▸ **Description of the task**: Go through the entries one line at a time, and gather every line that has the word "signaler".
======== Data for processing ========
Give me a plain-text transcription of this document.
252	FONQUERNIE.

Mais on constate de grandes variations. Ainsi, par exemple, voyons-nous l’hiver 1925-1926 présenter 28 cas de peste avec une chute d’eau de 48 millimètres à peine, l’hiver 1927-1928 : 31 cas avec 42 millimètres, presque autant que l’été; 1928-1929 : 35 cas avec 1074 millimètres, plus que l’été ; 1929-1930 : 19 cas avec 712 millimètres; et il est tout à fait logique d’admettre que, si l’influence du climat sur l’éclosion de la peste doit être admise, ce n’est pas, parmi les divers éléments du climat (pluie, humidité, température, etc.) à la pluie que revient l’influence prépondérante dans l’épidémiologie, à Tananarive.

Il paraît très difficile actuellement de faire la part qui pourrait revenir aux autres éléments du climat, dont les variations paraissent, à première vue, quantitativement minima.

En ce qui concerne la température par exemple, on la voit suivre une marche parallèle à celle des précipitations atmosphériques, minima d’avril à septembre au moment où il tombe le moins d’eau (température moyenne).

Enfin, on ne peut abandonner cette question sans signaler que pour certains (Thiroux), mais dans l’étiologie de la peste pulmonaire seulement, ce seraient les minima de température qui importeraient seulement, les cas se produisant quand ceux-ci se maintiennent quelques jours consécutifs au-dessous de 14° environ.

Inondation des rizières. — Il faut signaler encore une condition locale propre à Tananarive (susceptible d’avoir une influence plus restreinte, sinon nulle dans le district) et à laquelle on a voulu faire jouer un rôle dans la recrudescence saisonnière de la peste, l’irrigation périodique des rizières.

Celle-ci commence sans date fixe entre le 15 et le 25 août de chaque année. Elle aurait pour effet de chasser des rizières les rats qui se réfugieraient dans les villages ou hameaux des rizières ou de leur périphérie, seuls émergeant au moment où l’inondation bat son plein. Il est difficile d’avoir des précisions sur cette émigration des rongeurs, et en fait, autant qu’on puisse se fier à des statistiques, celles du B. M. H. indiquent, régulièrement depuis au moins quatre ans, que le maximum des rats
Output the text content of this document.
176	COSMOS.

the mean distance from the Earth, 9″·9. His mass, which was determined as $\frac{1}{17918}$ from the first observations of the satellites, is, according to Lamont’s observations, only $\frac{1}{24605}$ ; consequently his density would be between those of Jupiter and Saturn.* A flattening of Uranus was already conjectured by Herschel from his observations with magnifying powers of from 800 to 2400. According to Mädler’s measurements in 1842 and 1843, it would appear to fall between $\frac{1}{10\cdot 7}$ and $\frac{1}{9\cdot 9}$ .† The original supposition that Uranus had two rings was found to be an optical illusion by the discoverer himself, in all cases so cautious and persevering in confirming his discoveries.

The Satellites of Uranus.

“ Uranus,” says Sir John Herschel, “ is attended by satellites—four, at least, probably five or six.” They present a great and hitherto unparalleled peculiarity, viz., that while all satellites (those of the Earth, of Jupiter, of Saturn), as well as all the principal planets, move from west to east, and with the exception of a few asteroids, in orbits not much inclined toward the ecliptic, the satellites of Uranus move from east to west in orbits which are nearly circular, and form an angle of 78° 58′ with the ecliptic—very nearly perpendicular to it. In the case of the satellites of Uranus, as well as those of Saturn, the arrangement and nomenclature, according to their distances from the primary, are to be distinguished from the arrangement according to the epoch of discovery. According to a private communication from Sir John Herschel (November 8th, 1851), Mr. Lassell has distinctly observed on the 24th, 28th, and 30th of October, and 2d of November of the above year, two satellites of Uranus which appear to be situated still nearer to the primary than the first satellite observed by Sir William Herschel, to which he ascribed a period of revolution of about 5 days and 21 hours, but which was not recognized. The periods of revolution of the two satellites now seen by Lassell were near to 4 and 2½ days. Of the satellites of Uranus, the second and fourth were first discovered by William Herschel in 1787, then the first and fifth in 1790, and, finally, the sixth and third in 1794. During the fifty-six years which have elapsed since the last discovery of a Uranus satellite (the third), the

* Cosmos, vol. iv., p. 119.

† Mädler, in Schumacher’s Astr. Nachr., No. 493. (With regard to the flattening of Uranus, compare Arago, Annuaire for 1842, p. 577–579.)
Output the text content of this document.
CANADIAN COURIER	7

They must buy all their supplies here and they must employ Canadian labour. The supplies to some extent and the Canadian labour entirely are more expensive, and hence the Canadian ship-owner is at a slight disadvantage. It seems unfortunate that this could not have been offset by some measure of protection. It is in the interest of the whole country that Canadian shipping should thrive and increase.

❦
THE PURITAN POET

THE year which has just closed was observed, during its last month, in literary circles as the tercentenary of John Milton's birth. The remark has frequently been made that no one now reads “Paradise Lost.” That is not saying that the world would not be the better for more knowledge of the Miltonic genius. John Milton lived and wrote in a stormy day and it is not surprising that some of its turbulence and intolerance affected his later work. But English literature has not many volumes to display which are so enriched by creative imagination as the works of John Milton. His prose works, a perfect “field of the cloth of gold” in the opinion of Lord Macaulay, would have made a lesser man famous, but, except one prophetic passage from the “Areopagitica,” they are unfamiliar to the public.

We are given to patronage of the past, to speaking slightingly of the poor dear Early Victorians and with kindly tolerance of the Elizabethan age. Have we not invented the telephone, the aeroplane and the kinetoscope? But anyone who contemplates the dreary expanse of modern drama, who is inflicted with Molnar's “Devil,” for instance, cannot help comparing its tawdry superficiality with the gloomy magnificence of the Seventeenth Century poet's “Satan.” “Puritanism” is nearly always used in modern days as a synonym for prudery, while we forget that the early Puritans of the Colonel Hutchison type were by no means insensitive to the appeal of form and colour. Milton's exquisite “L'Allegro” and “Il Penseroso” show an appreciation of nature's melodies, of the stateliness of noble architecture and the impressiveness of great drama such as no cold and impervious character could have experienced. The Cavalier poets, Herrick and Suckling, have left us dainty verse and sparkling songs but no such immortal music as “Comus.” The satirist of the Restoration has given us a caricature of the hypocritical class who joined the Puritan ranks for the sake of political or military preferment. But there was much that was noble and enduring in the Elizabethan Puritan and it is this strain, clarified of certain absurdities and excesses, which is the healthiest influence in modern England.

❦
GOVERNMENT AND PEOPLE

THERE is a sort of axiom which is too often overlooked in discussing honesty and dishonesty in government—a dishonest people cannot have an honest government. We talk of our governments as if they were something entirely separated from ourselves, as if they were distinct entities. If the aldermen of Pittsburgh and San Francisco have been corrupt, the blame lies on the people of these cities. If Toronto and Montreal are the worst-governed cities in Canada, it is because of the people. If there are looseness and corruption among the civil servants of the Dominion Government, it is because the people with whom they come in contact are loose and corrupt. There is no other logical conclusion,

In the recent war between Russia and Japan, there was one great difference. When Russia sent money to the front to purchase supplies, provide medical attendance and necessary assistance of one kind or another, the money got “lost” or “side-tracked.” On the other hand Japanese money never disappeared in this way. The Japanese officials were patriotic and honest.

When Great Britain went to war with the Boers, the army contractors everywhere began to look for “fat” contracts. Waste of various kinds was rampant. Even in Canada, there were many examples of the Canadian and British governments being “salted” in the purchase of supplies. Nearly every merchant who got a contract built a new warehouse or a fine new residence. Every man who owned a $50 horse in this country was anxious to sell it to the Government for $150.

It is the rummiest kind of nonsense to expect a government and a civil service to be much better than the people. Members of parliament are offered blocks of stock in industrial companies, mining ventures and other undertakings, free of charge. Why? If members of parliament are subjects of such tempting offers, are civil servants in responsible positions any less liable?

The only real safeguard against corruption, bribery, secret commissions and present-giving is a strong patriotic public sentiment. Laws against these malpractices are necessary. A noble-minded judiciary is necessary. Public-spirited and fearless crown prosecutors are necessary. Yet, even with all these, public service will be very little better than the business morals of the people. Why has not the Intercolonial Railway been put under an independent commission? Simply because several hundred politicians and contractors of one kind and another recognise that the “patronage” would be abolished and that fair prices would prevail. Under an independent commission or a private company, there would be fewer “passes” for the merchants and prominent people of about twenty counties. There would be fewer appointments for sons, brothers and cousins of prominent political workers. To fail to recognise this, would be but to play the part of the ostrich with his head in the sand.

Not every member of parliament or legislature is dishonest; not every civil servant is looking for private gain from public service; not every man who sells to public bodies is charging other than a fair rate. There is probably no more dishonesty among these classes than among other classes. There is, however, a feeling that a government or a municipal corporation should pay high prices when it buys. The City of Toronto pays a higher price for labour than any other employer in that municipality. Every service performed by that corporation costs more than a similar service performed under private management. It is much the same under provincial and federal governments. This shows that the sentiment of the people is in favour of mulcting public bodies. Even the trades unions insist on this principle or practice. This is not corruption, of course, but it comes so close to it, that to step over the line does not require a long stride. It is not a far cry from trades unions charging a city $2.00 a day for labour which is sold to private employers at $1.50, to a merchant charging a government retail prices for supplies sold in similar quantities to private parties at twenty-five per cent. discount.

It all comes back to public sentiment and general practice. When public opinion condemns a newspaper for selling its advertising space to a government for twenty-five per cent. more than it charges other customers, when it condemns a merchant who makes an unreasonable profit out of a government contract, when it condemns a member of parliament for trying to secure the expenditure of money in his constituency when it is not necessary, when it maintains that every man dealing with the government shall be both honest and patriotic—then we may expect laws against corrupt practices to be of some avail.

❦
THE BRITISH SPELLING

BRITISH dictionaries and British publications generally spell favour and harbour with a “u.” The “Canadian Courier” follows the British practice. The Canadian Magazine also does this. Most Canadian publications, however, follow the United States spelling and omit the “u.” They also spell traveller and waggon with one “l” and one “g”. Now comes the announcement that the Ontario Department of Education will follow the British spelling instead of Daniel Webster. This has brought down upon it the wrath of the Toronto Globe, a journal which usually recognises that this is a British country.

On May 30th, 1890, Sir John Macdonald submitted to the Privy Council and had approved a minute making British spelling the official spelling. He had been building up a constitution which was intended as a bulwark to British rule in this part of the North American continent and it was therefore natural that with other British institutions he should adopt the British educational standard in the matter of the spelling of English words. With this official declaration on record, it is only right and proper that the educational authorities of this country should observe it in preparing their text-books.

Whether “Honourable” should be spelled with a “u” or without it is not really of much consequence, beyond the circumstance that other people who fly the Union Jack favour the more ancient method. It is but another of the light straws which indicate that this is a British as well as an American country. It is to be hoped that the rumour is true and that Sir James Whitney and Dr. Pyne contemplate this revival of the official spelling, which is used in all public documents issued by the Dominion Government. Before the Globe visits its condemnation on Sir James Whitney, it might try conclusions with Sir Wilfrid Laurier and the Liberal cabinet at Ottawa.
========
▸ **Solution for this exercise**:
Enfin, on ne peut abandonner cette question sans signaler que pour certains (Thiroux), mais dans l’étiologie de la peste pulmonaire seulement, ce seraient les minima de température qui importeraient seulement, les cas se produisant quand ceux-ci se maintiennent quelques jours consécutifs au-dessous de 14° environ.
Inondation des rizières. — Il faut signaler encore une condition locale propre à Tananarive (susceptible d’avoir une influence plus restreinte, sinon nulle dans le district) et à laquelle on a voulu faire jouer un rôle dans la recrudescence saisonnière de la peste, l’irrigation périodique des rizières.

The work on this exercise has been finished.